-- Begin Exercise data --

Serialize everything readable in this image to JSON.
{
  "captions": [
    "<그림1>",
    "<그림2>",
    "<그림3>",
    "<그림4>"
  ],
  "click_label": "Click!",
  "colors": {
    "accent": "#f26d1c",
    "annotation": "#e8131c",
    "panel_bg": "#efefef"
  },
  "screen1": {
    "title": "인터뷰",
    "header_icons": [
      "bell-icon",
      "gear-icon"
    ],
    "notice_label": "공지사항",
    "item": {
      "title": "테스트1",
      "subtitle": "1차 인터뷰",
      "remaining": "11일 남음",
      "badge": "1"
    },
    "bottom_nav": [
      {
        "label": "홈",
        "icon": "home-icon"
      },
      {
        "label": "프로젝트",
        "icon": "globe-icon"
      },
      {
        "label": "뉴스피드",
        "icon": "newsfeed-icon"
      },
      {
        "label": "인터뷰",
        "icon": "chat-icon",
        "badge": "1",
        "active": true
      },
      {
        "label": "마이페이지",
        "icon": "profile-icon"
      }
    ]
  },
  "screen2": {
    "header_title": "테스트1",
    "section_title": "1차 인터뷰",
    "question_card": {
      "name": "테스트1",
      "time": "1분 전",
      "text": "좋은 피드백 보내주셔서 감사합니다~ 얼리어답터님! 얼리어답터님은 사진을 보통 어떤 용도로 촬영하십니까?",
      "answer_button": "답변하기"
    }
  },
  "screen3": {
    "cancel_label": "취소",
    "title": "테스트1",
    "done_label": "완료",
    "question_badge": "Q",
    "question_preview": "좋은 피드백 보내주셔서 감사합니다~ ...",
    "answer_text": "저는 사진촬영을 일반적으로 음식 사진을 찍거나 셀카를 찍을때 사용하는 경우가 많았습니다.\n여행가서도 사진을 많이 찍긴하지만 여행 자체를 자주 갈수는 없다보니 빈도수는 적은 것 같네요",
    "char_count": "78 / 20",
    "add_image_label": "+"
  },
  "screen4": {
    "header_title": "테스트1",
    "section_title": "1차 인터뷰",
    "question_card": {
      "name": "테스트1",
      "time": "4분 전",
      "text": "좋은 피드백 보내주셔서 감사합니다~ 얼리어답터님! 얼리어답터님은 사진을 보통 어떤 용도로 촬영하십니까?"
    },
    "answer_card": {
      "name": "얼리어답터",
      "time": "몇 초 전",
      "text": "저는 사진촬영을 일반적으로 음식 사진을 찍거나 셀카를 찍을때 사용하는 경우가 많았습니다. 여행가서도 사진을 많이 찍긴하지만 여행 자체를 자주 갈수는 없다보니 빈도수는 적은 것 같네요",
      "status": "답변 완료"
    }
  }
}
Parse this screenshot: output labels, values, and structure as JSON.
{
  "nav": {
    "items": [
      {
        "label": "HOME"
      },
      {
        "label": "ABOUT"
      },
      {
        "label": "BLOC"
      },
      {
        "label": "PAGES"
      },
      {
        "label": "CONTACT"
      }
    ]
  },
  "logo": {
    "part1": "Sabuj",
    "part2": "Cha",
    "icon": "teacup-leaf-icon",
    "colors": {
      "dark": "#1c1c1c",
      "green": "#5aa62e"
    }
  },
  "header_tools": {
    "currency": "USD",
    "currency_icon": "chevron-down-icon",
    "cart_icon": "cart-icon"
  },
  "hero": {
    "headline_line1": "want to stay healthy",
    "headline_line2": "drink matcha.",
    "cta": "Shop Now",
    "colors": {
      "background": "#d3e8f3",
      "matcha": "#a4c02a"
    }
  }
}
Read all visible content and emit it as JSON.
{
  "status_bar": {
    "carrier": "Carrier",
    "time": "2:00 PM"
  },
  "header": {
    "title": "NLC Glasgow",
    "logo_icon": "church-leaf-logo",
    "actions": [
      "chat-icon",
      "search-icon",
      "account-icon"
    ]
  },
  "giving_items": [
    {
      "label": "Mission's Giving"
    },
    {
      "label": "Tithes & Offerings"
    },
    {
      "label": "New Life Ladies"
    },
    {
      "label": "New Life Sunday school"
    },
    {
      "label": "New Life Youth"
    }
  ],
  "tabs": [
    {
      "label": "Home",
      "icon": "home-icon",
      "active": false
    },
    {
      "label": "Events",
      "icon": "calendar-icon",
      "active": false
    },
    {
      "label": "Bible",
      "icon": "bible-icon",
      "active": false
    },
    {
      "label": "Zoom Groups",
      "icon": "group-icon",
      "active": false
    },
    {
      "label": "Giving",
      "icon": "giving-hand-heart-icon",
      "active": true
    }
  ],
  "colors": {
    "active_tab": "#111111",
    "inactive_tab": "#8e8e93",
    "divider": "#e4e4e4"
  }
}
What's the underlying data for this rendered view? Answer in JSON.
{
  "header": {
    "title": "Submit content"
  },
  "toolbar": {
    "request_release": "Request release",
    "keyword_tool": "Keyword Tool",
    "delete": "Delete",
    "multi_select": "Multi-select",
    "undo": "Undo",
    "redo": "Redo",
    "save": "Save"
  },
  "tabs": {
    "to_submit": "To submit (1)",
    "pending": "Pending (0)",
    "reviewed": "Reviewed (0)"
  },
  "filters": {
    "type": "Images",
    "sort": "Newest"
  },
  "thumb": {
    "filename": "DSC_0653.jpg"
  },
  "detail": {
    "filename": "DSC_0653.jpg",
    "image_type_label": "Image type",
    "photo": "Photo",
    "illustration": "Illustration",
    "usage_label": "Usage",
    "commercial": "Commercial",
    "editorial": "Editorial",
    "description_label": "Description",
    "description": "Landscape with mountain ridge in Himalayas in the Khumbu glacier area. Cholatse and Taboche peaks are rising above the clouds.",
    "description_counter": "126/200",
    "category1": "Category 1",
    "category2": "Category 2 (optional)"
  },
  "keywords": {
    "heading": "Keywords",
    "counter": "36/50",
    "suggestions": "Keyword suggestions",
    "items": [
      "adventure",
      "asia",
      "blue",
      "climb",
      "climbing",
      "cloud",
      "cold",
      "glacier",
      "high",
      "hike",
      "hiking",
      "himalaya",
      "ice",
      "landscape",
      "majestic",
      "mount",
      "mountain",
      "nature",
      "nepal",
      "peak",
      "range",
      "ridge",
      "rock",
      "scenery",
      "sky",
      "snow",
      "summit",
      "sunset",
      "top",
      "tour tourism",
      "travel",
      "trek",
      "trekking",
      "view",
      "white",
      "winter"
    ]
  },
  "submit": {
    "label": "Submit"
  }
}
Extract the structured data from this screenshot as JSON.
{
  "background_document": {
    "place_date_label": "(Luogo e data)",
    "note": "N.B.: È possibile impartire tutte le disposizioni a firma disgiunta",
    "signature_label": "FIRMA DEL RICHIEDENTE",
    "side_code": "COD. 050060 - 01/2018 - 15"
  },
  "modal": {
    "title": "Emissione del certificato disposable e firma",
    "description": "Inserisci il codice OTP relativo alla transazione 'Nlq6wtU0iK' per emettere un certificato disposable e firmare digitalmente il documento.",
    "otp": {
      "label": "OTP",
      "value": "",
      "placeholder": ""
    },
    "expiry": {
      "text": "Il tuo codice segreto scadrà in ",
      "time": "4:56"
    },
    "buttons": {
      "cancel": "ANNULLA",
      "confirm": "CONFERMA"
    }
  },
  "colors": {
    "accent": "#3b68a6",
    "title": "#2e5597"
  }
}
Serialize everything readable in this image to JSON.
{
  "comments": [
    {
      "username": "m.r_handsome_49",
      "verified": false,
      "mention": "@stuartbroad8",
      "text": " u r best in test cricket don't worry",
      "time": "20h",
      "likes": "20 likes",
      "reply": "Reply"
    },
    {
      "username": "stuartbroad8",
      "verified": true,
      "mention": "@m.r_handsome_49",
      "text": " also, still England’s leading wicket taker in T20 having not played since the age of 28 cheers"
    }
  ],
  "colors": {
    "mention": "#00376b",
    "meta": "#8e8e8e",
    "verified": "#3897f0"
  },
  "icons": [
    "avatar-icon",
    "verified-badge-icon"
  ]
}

-- End Exercise data --

- Description of the task: Read through the entries and copy every line that includes "일반적으로".

- Full output:
    "answer_text": "저는 사진촬영을 일반적으로 음식 사진을 찍거나 셀카를 찍을때 사용하는 경우가 많았습니다.\n여행가서도 사진을 많이 찍긴하지만 여행 자체를 자주 갈수는 없다보니 빈도수는 적은 것 같네요",
      "text": "저는 사진촬영을 일반적으로 음식 사진을 찍거나 셀카를 찍을때 사용하는 경우가 많았습니다. 여행가서도 사진을 많이 찍긴하지만 여행 자체를 자주 갈수는 없다보니 빈도수는 적은 것 같네요",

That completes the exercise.